## BEGIN RECORDS TO PROCESS
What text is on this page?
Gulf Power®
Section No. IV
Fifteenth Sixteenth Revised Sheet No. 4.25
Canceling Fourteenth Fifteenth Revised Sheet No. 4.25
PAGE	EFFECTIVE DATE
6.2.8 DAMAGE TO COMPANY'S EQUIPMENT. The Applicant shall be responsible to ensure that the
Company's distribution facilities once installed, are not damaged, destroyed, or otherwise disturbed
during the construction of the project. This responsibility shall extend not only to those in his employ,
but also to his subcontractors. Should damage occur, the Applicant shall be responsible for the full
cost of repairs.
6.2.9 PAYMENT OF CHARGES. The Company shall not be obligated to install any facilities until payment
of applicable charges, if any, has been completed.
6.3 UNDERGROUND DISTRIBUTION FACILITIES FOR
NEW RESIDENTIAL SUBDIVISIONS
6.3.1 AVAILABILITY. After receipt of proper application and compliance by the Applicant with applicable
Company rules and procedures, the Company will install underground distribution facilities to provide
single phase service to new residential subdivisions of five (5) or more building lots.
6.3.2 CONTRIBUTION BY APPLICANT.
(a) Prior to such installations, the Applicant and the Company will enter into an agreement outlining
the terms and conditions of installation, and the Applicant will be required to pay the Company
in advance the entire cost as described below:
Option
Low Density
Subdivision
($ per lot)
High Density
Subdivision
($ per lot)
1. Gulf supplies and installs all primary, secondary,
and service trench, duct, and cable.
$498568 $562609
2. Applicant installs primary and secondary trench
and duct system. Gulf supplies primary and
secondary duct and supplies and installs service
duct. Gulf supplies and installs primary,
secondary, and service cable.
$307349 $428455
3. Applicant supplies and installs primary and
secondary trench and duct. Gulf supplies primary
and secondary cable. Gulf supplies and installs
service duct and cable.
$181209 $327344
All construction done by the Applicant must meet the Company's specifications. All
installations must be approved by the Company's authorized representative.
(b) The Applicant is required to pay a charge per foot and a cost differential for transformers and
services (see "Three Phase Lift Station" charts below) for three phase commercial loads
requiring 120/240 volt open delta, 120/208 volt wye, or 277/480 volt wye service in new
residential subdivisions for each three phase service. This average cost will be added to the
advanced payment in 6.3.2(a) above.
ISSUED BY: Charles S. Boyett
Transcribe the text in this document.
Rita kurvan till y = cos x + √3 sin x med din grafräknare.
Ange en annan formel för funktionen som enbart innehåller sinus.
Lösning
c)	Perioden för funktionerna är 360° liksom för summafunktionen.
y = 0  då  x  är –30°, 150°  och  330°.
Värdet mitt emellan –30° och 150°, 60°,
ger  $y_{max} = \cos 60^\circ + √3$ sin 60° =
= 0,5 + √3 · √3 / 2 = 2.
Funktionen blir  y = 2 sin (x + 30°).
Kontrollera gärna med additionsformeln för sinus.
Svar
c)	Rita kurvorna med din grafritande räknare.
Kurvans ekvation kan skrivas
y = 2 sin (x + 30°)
## END RECORDS TO PROCESS
SET PROBLEM: In the entries above, locate every line with the word "below" and copy it.

COMPLETE RESPONSE:
in advance the entire cost as described below:
services (see "Three Phase Lift Station" charts below) for three phase commercial loads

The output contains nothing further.